* **What the exercise asks**
Copy the listing verbatim, excluding any images found in it.

begin Dataset entries

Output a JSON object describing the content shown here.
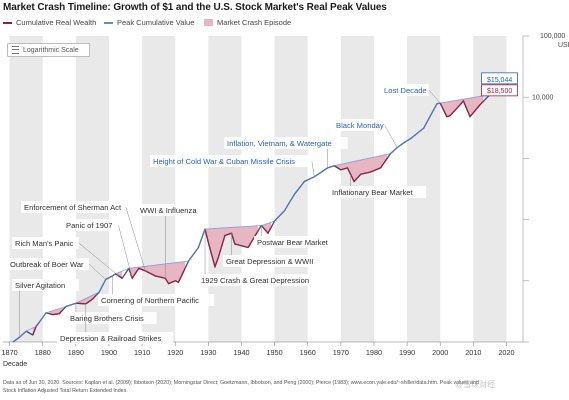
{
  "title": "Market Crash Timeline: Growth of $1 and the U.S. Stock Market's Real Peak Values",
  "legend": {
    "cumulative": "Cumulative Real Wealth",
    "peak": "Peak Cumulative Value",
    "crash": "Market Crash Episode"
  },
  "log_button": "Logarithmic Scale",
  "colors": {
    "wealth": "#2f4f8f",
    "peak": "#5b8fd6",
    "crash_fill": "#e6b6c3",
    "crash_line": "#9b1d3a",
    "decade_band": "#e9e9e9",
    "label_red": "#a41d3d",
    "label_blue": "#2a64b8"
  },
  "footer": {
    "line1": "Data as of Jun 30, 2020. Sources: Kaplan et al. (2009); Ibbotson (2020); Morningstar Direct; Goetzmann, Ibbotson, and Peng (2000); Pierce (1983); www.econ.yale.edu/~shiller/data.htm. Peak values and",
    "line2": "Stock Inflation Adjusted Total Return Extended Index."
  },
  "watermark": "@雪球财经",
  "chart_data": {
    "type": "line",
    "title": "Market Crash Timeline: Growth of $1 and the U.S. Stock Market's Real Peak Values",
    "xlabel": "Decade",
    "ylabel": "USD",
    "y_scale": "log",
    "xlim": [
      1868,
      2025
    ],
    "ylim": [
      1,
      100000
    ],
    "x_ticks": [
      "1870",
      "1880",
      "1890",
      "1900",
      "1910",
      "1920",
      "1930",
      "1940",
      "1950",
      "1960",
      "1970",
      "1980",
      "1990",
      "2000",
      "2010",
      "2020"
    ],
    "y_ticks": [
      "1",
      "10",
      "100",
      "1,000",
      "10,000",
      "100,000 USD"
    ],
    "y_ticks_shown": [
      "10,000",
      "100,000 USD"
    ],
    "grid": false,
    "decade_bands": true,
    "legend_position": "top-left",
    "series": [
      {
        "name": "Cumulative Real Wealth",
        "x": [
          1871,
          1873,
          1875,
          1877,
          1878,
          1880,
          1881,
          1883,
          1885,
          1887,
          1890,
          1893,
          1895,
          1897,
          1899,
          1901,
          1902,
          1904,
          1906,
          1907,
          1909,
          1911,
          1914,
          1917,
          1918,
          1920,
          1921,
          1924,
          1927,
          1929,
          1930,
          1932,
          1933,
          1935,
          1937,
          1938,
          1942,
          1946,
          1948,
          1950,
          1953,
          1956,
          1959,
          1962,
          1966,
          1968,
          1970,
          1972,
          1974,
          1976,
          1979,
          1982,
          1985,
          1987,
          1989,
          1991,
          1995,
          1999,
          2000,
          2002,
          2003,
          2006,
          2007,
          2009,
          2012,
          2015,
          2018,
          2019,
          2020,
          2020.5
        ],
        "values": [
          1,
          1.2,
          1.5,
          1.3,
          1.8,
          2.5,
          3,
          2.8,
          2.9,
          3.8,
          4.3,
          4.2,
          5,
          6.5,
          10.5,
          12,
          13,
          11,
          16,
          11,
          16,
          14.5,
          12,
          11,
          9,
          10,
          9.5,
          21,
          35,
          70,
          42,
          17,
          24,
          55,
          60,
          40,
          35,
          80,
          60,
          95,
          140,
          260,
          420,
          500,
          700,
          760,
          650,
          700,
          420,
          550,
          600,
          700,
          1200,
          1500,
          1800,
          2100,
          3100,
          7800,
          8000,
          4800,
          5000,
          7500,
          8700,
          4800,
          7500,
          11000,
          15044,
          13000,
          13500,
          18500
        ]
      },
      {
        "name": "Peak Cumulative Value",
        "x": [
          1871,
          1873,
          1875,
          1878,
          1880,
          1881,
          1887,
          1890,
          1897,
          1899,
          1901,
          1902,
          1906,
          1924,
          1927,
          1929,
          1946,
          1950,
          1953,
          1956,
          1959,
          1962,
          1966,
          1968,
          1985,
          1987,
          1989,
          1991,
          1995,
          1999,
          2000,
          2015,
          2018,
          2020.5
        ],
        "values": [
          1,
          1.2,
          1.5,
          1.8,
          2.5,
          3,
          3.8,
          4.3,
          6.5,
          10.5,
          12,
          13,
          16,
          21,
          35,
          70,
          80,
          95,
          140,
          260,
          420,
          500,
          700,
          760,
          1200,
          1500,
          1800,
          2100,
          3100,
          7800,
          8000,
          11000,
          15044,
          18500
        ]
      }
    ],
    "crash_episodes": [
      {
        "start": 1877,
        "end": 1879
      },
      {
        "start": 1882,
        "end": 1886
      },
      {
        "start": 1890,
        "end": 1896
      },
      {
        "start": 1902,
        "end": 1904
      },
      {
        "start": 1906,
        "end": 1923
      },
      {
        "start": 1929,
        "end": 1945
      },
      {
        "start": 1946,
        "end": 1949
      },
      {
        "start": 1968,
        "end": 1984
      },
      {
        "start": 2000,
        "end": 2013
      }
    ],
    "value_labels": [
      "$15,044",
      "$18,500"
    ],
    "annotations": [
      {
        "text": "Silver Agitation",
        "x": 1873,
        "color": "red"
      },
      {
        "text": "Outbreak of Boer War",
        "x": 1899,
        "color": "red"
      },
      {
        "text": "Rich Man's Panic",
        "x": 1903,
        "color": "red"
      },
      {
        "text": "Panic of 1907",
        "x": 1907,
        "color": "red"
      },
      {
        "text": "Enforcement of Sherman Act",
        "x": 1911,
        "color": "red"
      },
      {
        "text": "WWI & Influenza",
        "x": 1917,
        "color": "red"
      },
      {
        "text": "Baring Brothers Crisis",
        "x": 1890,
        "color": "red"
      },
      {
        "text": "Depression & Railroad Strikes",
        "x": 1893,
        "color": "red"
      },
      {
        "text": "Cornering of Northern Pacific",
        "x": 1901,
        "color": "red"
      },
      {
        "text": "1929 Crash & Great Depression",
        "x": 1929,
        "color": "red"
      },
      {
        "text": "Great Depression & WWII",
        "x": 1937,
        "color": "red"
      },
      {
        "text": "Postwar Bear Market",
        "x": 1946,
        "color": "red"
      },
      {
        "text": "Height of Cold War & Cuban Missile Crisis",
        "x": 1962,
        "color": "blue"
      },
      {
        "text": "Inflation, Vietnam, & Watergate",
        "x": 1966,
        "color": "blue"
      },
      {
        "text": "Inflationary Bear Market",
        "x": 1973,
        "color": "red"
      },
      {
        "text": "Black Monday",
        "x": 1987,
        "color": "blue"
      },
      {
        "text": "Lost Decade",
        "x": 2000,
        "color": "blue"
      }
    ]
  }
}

end Dataset entries

* **Task response**
Output a JSON object describing the content shown here.
{
  "title": "Market Crash Timeline: Growth of $1 and the U.S. Stock Market's Real Peak Values",
  "legend": {
    "cumulative": "Cumulative Real Wealth",
    "peak": "Peak Cumulative Value",
    "crash": "Market Crash Episode"
  },
  "log_button": "Logarithmic Scale",
  "colors": {
    "wealth": "#2f4f8f",
    "peak": "#5b8fd6",
    "crash_fill": "#e6b6c3",
    "crash_line": "#9b1d3a",
    "decade_band": "#e9e9e9",
    "label_red": "#a41d3d",
    "label_blue": "#2a64b8"
  },
  "footer": {
    "line1": "Data as of Jun 30, 2020. Sources: Kaplan et al. (2009); Ibbotson (2020); Morningstar Direct; Goetzmann, Ibbotson, and Peng (2000); Pierce (1983); www.econ.yale.edu/~shiller/data.htm. Peak values and",
    "line2": "Stock Inflation Adjusted Total Return Extended Index."
  },
  "watermark": "@雪球财经",
  "chart_data": {
    "type": "line",
    "title": "Market Crash Timeline: Growth of $1 and the U.S. Stock Market's Real Peak Values",
    "xlabel": "Decade",
    "ylabel": "USD",
    "y_scale": "log",
    "xlim": [
      1868,
      2025
    ],
    "ylim": [
      1,
      100000
    ],
    "x_ticks": [
      "1870",
      "1880",
      "1890",
      "1900",
      "1910",
      "1920",
      "1930",
      "1940",
      "1950",
      "1960",
      "1970",
      "1980",
      "1990",
      "2000",
      "2010",
      "2020"
    ],
    "y_ticks": [
      "1",
      "10",
      "100",
      "1,000",
      "10,000",
      "100,000 USD"
    ],
    "y_ticks_shown": [
      "10,000",
      "100,000 USD"
    ],
    "grid": false,
    "decade_bands": true,
    "legend_position": "top-left",
    "series": [
      {
        "name": "Cumulative Real Wealth",
        "x": [
          1871,
          1873,
          1875,
          1877,
          1878,
          1880,
          1881,
          1883,
          1885,
          1887,
          1890,
          1893,
          1895,
          1897,
          1899,
          1901,
          1902,
          1904,
          1906,
          1907,
          1909,
          1911,
          1914,
          1917,
          1918,
          1920,
          1921,
          1924,
          1927,
          1929,
          1930,
          1932,
          1933,
          1935,
          1937,
          1938,
          1942,
          1946,
          1948,
          1950,
          1953,
          1956,
          1959,
          1962,
          1966,
          1968,
          1970,
          1972,
          1974,
          1976,
          1979,
          1982,
          1985,
          1987,
          1989,
          1991,
          1995,
          1999,
          2000,
          2002,
          2003,
          2006,
          2007,
          2009,
          2012,
          2015,
          2018,
          2019,
          2020,
          2020.5
        ],
        "values": [
          1,
          1.2,
          1.5,
          1.3,
          1.8,
          2.5,
          3,
          2.8,
          2.9,
          3.8,
          4.3,
          4.2,
          5,
          6.5,
          10.5,
          12,
          13,
          11,
          16,
          11,
          16,
          14.5,
          12,
          11,
          9,
          10,
          9.5,
          21,
          35,
          70,
          42,
          17,
          24,
          55,
          60,
          40,
          35,
          80,
          60,
          95,
          140,
          260,
          420,
          500,
          700,
          760,
          650,
          700,
          420,
          550,
          600,
          700,
          1200,
          1500,
          1800,
          2100,
          3100,
          7800,
          8000,
          4800,
          5000,
          7500,
          8700,
          4800,
          7500,
          11000,
          15044,
          13000,
          13500,
          18500
        ]
      },
      {
        "name": "Peak Cumulative Value",
        "x": [
          1871,
          1873,
          1875,
          1878,
          1880,
          1881,
          1887,
          1890,
          1897,
          1899,
          1901,
          1902,
          1906,
          1924,
          1927,
          1929,
          1946,
          1950,
          1953,
          1956,
          1959,
          1962,
          1966,
          1968,
          1985,
          1987,
          1989,
          1991,
          1995,
          1999,
          2000,
          2015,
          2018,
          2020.5
        ],
        "values": [
          1,
          1.2,
          1.5,
          1.8,
          2.5,
          3,
          3.8,
          4.3,
          6.5,
          10.5,
          12,
          13,
          16,
          21,
          35,
          70,
          80,
          95,
          140,
          260,
          420,
          500,
          700,
          760,
          1200,
          1500,
          1800,
          2100,
          3100,
          7800,
          8000,
          11000,
          15044,
          18500
        ]
      }
    ],
    "crash_episodes": [
      {
        "start": 1877,
        "end": 1879
      },
      {
        "start": 1882,
        "end": 1886
      },
      {
        "start": 1890,
        "end": 1896
      },
      {
        "start": 1902,
        "end": 1904
      },
      {
        "start": 1906,
        "end": 1923
      },
      {
        "start": 1929,
        "end": 1945
      },
      {
        "start": 1946,
        "end": 1949
      },
      {
        "start": 1968,
        "end": 1984
      },
      {
        "start": 2000,
        "end": 2013
      }
    ],
    "value_labels": [
      "$15,044",
      "$18,500"
    ],
    "annotations": [
      {
        "text": "Silver Agitation",
        "x": 1873,
        "color": "red"
      },
      {
        "text": "Outbreak of Boer War",
        "x": 1899,
        "color": "red"
      },
      {
        "text": "Rich Man's Panic",
        "x": 1903,
        "color": "red"
      },
      {
        "text": "Panic of 1907",
        "x": 1907,
        "color": "red"
      },
      {
        "text": "Enforcement of Sherman Act",
        "x": 1911,
        "color": "red"
      },
      {
        "text": "WWI & Influenza",
        "x": 1917,
        "color": "red"
      },
      {
        "text": "Baring Brothers Crisis",
        "x": 1890,
        "color": "red"
      },
      {
        "text": "Depression & Railroad Strikes",
        "x": 1893,
        "color": "red"
      },
      {
        "text": "Cornering of Northern Pacific",
        "x": 1901,
        "color": "red"
      },
      {
        "text": "1929 Crash & Great Depression",
        "x": 1929,
        "color": "red"
      },
      {
        "text": "Great Depression & WWII",
        "x": 1937,
        "color": "red"
      },
      {
        "text": "Postwar Bear Market",
        "x": 1946,
        "color": "red"
      },
      {
        "text": "Height of Cold War & Cuban Missile Crisis",
        "x": 1962,
        "color": "blue"
      },
      {
        "text": "Inflation, Vietnam, & Watergate",
        "x": 1966,
        "color": "blue"
      },
      {
        "text": "Inflationary Bear Market",
        "x": 1973,
        "color": "red"
      },
      {
        "text": "Black Monday",
        "x": 1987,
        "color": "blue"
      },
      {
        "text": "Lost Decade",
        "x": 2000,
        "color": "blue"
      }
    ]
  }
}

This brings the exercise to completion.